▼

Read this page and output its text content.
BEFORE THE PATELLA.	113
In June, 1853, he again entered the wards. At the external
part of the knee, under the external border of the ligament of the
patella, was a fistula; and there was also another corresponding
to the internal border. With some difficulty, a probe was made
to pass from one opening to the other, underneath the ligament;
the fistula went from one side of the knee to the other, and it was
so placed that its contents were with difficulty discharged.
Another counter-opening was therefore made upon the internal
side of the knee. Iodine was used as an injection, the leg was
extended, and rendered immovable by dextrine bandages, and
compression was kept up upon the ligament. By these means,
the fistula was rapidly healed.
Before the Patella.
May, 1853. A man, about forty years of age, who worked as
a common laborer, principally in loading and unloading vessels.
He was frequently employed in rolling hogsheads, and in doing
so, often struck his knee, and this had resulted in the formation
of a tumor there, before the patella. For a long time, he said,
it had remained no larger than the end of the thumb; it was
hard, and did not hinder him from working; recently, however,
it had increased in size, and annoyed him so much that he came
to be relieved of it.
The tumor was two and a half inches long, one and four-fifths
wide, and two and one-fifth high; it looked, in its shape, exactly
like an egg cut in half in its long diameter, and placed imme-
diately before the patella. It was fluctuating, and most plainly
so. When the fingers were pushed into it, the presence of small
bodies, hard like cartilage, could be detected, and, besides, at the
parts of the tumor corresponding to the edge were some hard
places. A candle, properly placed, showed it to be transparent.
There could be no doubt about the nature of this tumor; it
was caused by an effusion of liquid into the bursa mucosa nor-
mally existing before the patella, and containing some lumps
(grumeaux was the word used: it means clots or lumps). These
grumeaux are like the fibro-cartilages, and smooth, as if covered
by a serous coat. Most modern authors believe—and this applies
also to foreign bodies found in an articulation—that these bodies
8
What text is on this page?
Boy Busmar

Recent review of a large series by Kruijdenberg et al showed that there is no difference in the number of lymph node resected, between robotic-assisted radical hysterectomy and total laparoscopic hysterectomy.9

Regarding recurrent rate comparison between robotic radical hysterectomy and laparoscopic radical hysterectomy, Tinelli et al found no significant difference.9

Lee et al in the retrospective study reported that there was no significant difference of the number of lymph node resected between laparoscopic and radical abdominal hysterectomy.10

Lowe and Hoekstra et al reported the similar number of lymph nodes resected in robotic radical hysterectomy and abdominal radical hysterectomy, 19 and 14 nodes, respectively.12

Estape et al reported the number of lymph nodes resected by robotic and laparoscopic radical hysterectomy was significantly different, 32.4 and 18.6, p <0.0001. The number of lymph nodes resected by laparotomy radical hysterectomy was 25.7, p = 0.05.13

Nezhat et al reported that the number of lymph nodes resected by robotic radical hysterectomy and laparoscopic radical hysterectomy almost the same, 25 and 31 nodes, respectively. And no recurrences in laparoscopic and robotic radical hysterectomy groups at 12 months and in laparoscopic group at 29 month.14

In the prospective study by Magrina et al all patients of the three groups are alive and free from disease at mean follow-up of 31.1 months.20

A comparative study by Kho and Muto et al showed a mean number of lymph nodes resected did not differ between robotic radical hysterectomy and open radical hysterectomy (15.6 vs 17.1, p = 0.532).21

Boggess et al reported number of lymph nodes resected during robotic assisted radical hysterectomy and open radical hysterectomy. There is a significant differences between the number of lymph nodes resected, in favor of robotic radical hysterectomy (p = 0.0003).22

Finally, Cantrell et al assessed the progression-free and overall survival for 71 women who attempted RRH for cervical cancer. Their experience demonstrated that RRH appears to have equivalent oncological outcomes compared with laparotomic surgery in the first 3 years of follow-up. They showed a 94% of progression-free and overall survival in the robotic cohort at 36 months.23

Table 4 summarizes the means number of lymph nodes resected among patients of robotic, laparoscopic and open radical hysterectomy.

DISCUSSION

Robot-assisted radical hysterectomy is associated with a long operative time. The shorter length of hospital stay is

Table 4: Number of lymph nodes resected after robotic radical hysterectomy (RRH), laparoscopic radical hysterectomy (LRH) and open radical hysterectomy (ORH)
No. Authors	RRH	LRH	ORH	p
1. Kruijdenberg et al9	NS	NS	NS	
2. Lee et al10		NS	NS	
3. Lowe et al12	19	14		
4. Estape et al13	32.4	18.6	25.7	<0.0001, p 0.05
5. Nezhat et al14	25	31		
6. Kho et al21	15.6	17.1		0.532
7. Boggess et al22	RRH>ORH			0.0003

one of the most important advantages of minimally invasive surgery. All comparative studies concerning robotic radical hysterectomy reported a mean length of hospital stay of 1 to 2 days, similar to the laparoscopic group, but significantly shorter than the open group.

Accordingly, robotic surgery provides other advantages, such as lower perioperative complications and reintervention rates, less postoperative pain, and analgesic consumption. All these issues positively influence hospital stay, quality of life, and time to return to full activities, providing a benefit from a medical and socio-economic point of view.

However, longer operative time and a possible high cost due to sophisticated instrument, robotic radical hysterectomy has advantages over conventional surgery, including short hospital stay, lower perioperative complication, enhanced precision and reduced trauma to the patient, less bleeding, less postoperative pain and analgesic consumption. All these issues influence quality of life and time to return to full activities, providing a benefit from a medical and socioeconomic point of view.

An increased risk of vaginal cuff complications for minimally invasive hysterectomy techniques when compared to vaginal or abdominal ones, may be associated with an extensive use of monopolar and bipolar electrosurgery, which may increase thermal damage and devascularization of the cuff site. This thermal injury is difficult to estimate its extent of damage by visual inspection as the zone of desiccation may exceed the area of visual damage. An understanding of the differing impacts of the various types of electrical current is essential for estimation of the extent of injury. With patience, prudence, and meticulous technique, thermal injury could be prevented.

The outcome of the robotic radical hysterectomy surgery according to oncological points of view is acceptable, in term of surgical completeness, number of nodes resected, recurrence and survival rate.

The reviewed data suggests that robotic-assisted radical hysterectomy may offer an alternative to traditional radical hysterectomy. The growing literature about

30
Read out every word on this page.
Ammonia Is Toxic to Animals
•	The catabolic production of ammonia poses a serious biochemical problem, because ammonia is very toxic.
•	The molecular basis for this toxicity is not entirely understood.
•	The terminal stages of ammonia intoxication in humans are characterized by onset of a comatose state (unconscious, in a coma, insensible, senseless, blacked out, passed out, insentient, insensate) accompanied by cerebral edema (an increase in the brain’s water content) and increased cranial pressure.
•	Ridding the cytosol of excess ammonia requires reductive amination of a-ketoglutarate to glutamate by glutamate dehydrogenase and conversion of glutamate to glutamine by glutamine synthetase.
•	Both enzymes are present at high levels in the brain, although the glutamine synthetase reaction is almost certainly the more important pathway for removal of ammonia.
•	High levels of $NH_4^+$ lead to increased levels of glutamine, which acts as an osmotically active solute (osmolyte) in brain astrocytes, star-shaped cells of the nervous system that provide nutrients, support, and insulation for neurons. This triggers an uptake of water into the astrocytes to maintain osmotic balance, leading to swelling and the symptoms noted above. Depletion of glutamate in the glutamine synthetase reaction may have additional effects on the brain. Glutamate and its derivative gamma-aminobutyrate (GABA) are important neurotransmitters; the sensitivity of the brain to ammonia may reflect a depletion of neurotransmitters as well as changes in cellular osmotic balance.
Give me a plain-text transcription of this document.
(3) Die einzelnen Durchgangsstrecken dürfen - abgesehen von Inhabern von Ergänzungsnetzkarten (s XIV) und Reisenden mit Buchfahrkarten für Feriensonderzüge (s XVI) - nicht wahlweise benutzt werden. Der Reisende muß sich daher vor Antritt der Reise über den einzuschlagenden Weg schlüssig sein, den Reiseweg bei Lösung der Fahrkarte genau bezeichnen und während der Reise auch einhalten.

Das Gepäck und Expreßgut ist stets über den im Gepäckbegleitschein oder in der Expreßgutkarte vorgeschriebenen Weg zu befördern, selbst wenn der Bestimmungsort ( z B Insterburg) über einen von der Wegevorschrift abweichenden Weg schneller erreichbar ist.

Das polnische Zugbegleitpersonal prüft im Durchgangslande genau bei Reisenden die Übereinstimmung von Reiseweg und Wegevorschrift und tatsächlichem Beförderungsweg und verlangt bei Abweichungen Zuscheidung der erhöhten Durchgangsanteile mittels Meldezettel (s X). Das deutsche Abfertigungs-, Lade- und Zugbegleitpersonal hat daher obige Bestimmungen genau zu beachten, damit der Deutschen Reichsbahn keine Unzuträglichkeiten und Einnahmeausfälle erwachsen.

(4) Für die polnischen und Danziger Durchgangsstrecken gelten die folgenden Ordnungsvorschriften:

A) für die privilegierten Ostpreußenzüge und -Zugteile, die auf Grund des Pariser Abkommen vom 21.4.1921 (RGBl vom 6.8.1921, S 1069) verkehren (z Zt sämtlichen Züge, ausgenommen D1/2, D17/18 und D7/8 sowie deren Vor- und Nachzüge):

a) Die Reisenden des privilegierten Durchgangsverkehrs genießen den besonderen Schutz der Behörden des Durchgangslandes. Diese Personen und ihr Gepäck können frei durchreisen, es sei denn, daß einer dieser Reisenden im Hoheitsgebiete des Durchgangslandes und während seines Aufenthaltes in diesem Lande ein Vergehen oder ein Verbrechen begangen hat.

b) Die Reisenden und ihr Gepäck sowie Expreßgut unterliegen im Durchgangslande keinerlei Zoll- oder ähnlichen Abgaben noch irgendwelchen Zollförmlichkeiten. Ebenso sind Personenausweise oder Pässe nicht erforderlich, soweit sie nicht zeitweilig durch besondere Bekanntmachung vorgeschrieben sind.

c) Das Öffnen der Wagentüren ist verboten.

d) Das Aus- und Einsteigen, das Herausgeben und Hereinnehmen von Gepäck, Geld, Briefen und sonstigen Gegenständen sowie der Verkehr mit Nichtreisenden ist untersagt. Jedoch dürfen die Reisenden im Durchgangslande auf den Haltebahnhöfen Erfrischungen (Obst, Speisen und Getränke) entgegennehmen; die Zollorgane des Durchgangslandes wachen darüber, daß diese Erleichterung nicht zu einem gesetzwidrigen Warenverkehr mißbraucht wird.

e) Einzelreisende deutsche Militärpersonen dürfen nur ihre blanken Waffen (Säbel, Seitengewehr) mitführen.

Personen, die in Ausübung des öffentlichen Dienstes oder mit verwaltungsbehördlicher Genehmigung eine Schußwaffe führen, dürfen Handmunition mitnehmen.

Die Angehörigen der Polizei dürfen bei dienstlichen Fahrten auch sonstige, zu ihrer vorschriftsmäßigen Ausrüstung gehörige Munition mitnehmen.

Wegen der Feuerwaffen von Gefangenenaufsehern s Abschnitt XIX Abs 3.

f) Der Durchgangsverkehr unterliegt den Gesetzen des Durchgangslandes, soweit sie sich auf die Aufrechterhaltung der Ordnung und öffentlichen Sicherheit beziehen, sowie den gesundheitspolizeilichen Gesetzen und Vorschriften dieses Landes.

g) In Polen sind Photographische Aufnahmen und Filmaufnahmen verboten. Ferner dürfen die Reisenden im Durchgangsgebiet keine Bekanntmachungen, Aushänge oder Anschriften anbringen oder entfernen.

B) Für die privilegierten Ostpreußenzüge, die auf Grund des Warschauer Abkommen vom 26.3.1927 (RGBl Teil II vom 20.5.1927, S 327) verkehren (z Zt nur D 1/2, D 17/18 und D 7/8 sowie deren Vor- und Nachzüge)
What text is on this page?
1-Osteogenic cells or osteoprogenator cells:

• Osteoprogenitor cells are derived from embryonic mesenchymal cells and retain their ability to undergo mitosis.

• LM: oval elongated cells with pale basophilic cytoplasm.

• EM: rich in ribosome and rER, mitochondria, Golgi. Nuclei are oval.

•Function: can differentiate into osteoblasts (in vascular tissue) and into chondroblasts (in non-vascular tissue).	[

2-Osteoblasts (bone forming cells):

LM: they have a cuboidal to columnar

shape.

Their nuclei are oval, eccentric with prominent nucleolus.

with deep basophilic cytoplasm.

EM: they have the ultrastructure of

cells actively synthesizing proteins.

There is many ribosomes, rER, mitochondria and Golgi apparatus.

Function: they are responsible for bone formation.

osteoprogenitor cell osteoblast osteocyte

▲

_WORK ORDER_
Show every line of the data that includes the string "Estape".

_EXERCISE ANSWER_
Estape et al reported the number of lymph nodes resected by robotic and laparoscopic radical hysterectomy was significantly different, 32.4 and 18.6, p <0.0001. The number of lymph nodes resected by laparotomy radical hysterectomy was 25.7, p = 0.05.13
4. Estape et al13	32.4	18.6	25.7	<0.0001, p 0.05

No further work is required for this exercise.